*Exercise objective*. Please retype the records below exactly, leaving out any pictures.

Data records:

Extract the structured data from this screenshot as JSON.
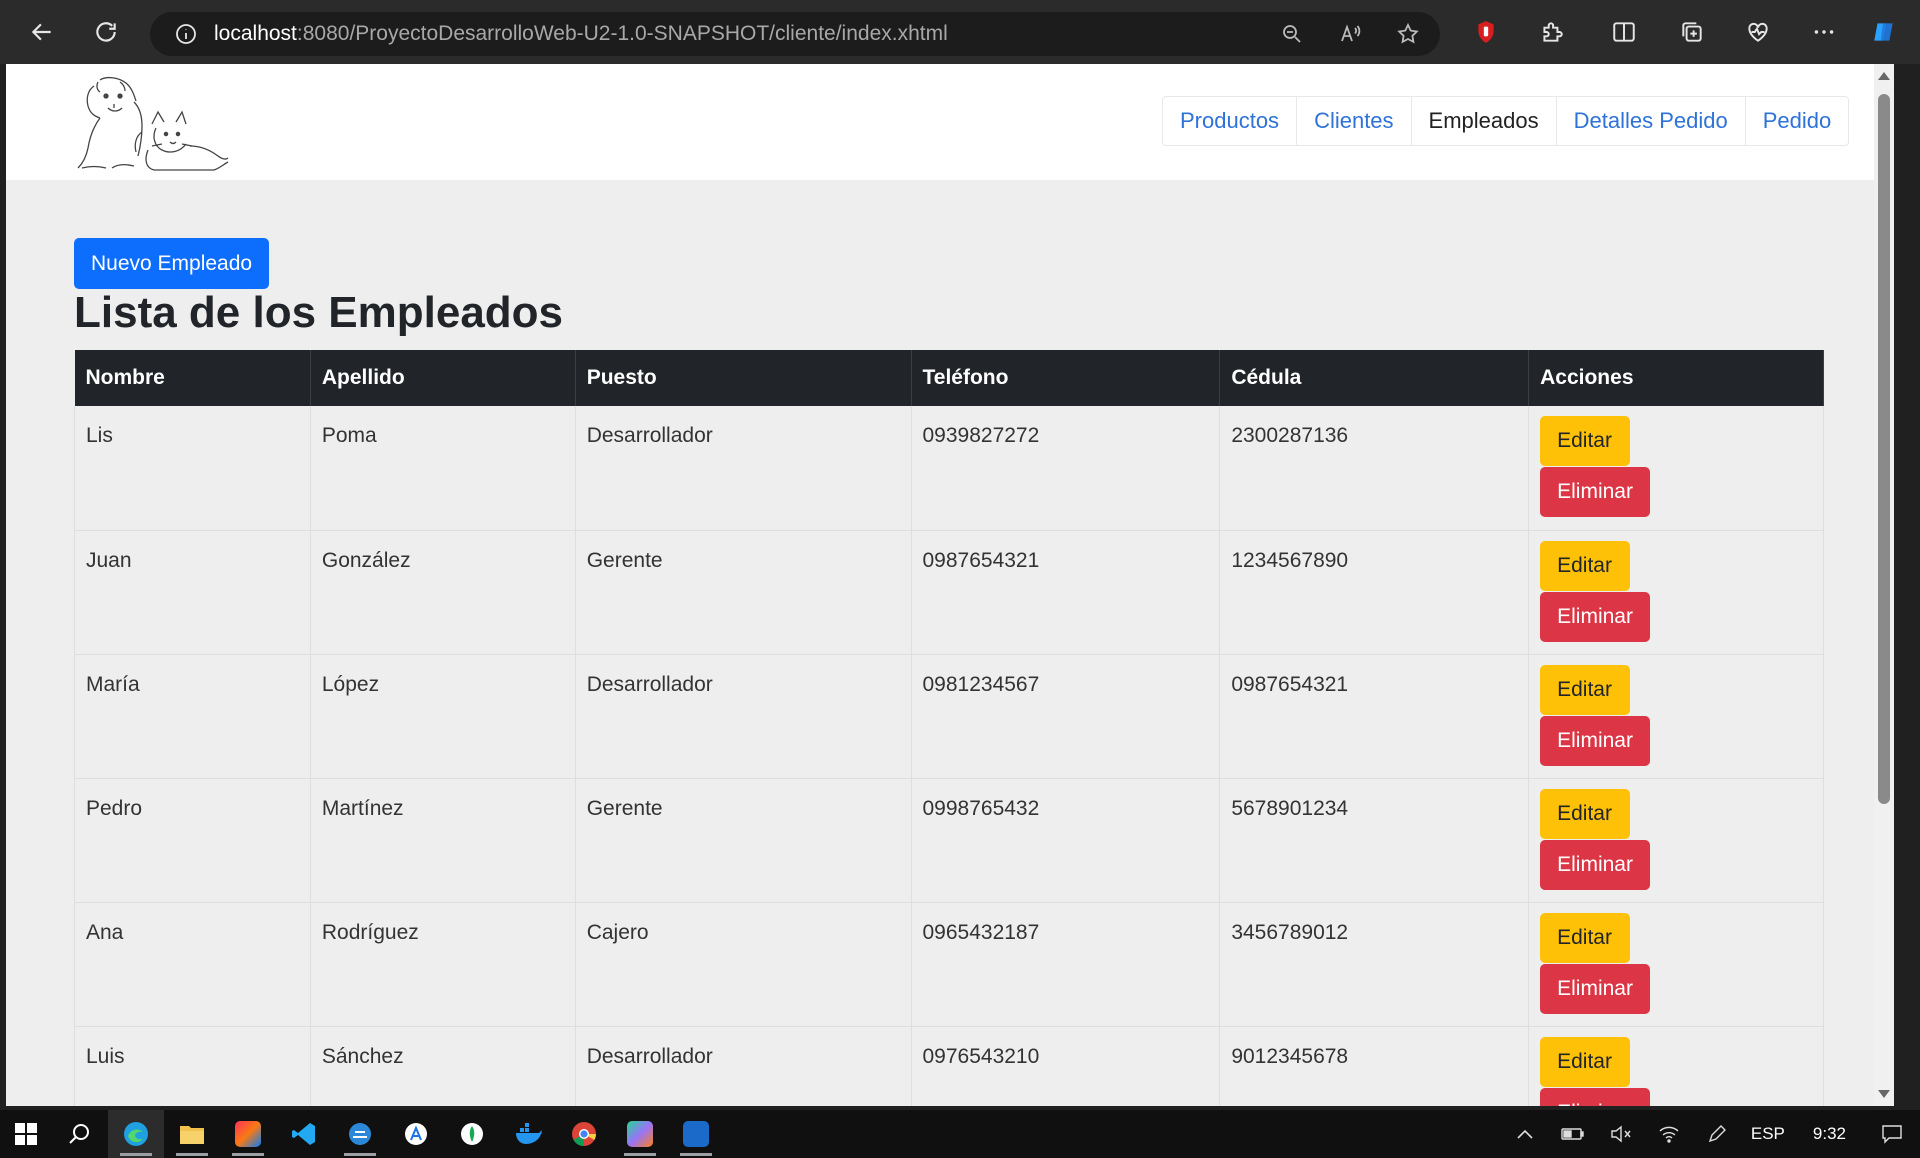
{
  "browser": {
    "url_host": "localhost",
    "url_rest": ":8080/ProyectoDesarrolloWeb-U2-1.0-SNAPSHOT/cliente/index.xhtml"
  },
  "nav": {
    "items": [
      {
        "label": "Productos",
        "active": false
      },
      {
        "label": "Clientes",
        "active": false
      },
      {
        "label": "Empleados",
        "active": true
      },
      {
        "label": "Detalles Pedido",
        "active": false
      },
      {
        "label": "Pedido",
        "active": false
      }
    ]
  },
  "page": {
    "new_button": "Nuevo Empleado",
    "title": "Lista de los Empleados"
  },
  "table": {
    "headers": [
      "Nombre",
      "Apellido",
      "Puesto",
      "Teléfono",
      "Cédula",
      "Acciones"
    ],
    "edit_label": "Editar",
    "delete_label": "Eliminar",
    "rows": [
      [
        "Lis",
        "Poma",
        "Desarrollador",
        "0939827272",
        "2300287136"
      ],
      [
        "Juan",
        "González",
        "Gerente",
        "0987654321",
        "1234567890"
      ],
      [
        "María",
        "López",
        "Desarrollador",
        "0981234567",
        "0987654321"
      ],
      [
        "Pedro",
        "Martínez",
        "Gerente",
        "0998765432",
        "5678901234"
      ],
      [
        "Ana",
        "Rodríguez",
        "Cajero",
        "0965432187",
        "3456789012"
      ],
      [
        "Luis",
        "Sánchez",
        "Desarrollador",
        "0976543210",
        "9012345678"
      ]
    ]
  },
  "taskbar": {
    "language": "ESP",
    "time": "9:32"
  },
  "colors": {
    "primary": "#0d6efd",
    "warning": "#ffc107",
    "danger": "#dc3545",
    "table_header": "#212529",
    "nav_link": "#2f72d8"
  }
}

*The output*.
Extract the structured data from this screenshot as JSON.
{
  "browser": {
    "url_host": "localhost",
    "url_rest": ":8080/ProyectoDesarrolloWeb-U2-1.0-SNAPSHOT/cliente/index.xhtml"
  },
  "nav": {
    "items": [
      {
        "label": "Productos",
        "active": false
      },
      {
        "label": "Clientes",
        "active": false
      },
      {
        "label": "Empleados",
        "active": true
      },
      {
        "label": "Detalles Pedido",
        "active": false
      },
      {
        "label": "Pedido",
        "active": false
      }
    ]
  },
  "page": {
    "new_button": "Nuevo Empleado",
    "title": "Lista de los Empleados"
  },
  "table": {
    "headers": [
      "Nombre",
      "Apellido",
      "Puesto",
      "Teléfono",
      "Cédula",
      "Acciones"
    ],
    "edit_label": "Editar",
    "delete_label": "Eliminar",
    "rows": [
      [
        "Lis",
        "Poma",
        "Desarrollador",
        "0939827272",
        "2300287136"
      ],
      [
        "Juan",
        "González",
        "Gerente",
        "0987654321",
        "1234567890"
      ],
      [
        "María",
        "López",
        "Desarrollador",
        "0981234567",
        "0987654321"
      ],
      [
        "Pedro",
        "Martínez",
        "Gerente",
        "0998765432",
        "5678901234"
      ],
      [
        "Ana",
        "Rodríguez",
        "Cajero",
        "0965432187",
        "3456789012"
      ],
      [
        "Luis",
        "Sánchez",
        "Desarrollador",
        "0976543210",
        "9012345678"
      ]
    ]
  },
  "taskbar": {
    "language": "ESP",
    "time": "9:32"
  },
  "colors": {
    "primary": "#0d6efd",
    "warning": "#ffc107",
    "danger": "#dc3545",
    "table_header": "#212529",
    "nav_link": "#2f72d8"
  }
}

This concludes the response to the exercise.